* EXERCISE MATERIALS:
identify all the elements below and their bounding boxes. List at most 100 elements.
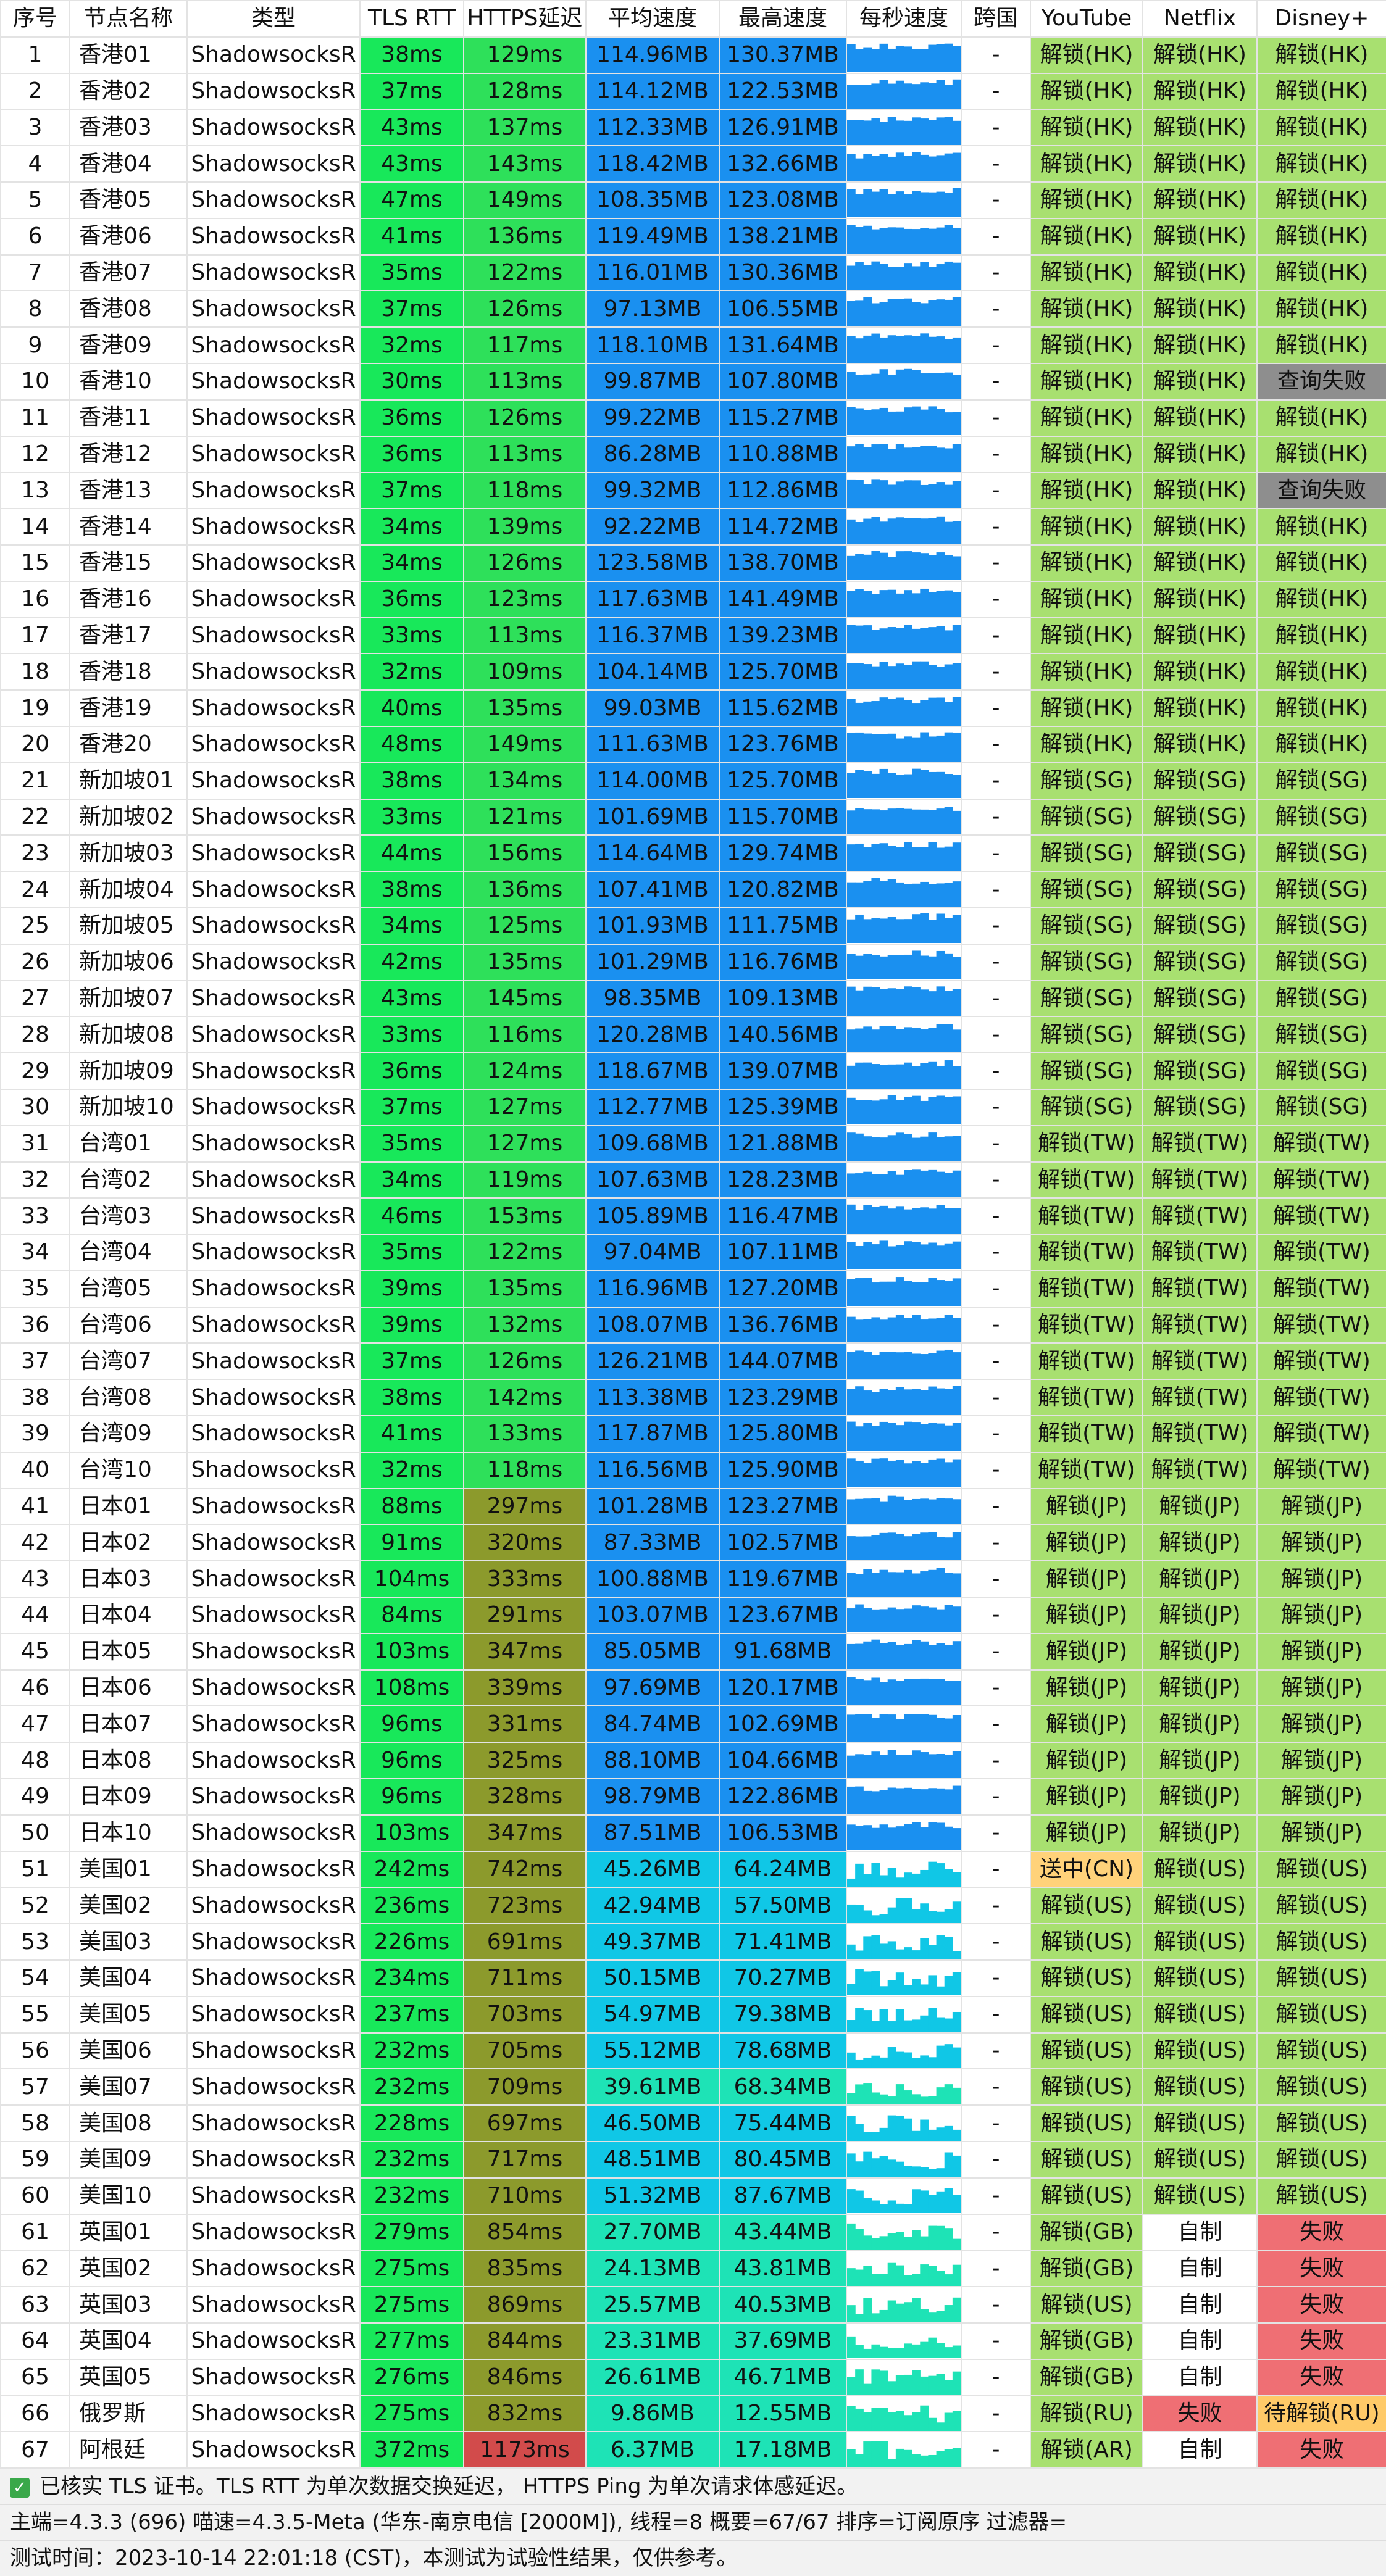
speed-bar <box>944 2125 953 2141</box>
speed-bar <box>904 2415 912 2431</box>
cell-disney: 解锁(SG) <box>1256 979 1386 1018</box>
speed-bar <box>920 49 929 72</box>
speed-bar <box>871 303 880 326</box>
table-row: 3 香港03 ShadowsocksR 43ms 137ms 112.33MB 126.91… <box>0 109 1386 147</box>
speed-bar <box>952 120 960 145</box>
speed-bar <box>904 1754 912 1778</box>
speed-bar <box>920 154 929 181</box>
speed-bar <box>944 732 953 762</box>
cell-https-latency: 333ms <box>463 1560 587 1598</box>
cell-youtube: 解锁(JP) <box>1030 1742 1143 1780</box>
cell-cross-border: - <box>961 1052 1031 1090</box>
cell-index: 38 <box>0 1379 70 1417</box>
cell-type: ShadowsocksR <box>186 2032 361 2070</box>
cell-node-name: 台湾02 <box>69 1161 188 1199</box>
cell-node-name: 新加坡01 <box>69 762 188 800</box>
speed-bar <box>912 2019 921 2032</box>
cell-tls-rtt: 226ms <box>359 1923 464 1961</box>
speed-bar <box>895 628 904 653</box>
cell-node-name: 英国02 <box>69 2250 188 2288</box>
cell-avg-speed: 117.87MB <box>585 1415 720 1453</box>
speed-bar <box>904 808 912 834</box>
speed-bar <box>855 1209 864 1234</box>
cell-disney: 解锁(HK) <box>1256 689 1386 727</box>
speed-bar <box>887 1571 896 1597</box>
speed-sparkline <box>846 1487 962 1526</box>
speed-bar <box>952 1901 960 1923</box>
cell-netflix: 解锁(TW) <box>1142 1234 1258 1271</box>
cell-netflix: 解锁(JP) <box>1142 1669 1258 1707</box>
cell-avg-speed: 117.63MB <box>585 580 720 618</box>
cell-avg-speed: 99.32MB <box>585 472 720 510</box>
cell-node-name: 香港09 <box>69 326 188 364</box>
speed-bar <box>848 336 856 362</box>
speed-bar <box>855 1278 864 1306</box>
table-row: 1 香港01 ShadowsocksR 38ms 129ms 114.96MB 130.37… <box>0 36 1386 74</box>
speed-bar <box>928 1714 937 1742</box>
cell-index: 54 <box>0 1959 70 1997</box>
speed-bar <box>944 2449 953 2467</box>
speed-sparkline-bars <box>848 1568 960 1597</box>
speed-bar <box>928 810 937 834</box>
speed-bar <box>928 1169 937 1197</box>
speed-bar <box>952 1423 960 1451</box>
speed-sparkline-bars <box>848 768 960 798</box>
speed-bar <box>848 1279 856 1306</box>
cell-max-speed: 125.90MB <box>719 1451 847 1489</box>
speed-bar <box>848 625 856 653</box>
speed-bar <box>887 449 896 472</box>
speed-sparkline-bars <box>848 1969 960 1995</box>
cell-max-speed: 70.27MB <box>719 1959 847 1997</box>
cell-https-latency: 121ms <box>463 798 587 836</box>
speed-bar <box>944 846 953 871</box>
speed-bar <box>895 120 904 145</box>
speed-bar <box>848 1787 856 1814</box>
cell-netflix: 解锁(HK) <box>1142 725 1258 763</box>
speed-bar <box>952 1136 960 1161</box>
speed-bar <box>944 1605 953 1632</box>
speed-bar <box>895 444 904 472</box>
speed-bar <box>848 2020 856 2032</box>
cell-disney: 解锁(HK) <box>1256 326 1386 364</box>
speed-bar <box>871 444 880 472</box>
cell-node-name: 香港17 <box>69 617 188 655</box>
cell-youtube: 解锁(HK) <box>1030 580 1143 618</box>
speed-bar <box>879 80 888 109</box>
cell-node-name: 阿根廷 <box>69 2431 188 2469</box>
speed-bar <box>920 1571 929 1597</box>
speed-bar <box>855 194 864 217</box>
cell-type: ShadowsocksR <box>186 1778 361 1816</box>
cell-type: ShadowsocksR <box>186 762 361 800</box>
speed-bar <box>936 667 945 689</box>
speed-bar <box>863 591 872 617</box>
speed-bar <box>952 2195 960 2213</box>
cell-disney: 解锁(HK) <box>1256 617 1386 655</box>
speed-bar <box>912 628 921 653</box>
speed-bar <box>936 847 945 871</box>
speed-bar <box>920 373 929 399</box>
speed-bar <box>855 1133 864 1161</box>
speed-bar <box>920 2119 929 2141</box>
cell-index: 44 <box>0 1597 70 1634</box>
speed-bar <box>944 43 953 72</box>
speed-bar <box>912 1750 921 1778</box>
cell-youtube: 解锁(RU) <box>1030 2395 1143 2433</box>
cell-https-latency: 691ms <box>463 1923 587 1961</box>
cell-disney: 解锁(US) <box>1256 2177 1386 2215</box>
speed-bar <box>944 1462 953 1487</box>
speed-bar <box>904 120 912 145</box>
cell-type: ShadowsocksR <box>186 362 361 401</box>
speed-bar <box>879 2204 888 2213</box>
speed-sparkline-bars <box>848 1060 960 1088</box>
speed-bar <box>928 697 937 725</box>
speed-bar <box>895 1972 904 1995</box>
speed-bar <box>895 1425 904 1451</box>
cell-avg-speed: 87.51MB <box>585 1814 720 1852</box>
speed-bar <box>879 1389 888 1415</box>
speed-bar <box>863 1608 872 1632</box>
speed-bar <box>895 1898 904 1923</box>
speed-bar <box>936 591 945 617</box>
speed-bar <box>936 1935 945 1959</box>
speed-bar <box>895 2051 904 2068</box>
speed-bar <box>855 480 864 508</box>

* EXERCISE: Could you reproduce, word for word, the part of the material above that starts with the line containing "speed-bar <box>944 2125 953 2141</box>" and ends with the line containing "speed-bar <box>871 303 880 326</box>", including both of those lines?

* ANSWER TO THE PROBLEM:
speed-bar <box>944 2125 953 2141</box>
speed-bar <box>904 2415 912 2431</box>
cell-disney: 解锁(SG) <box>1256 979 1386 1018</box>
speed-bar <box>920 49 929 72</box>
speed-bar <box>871 303 880 326</box>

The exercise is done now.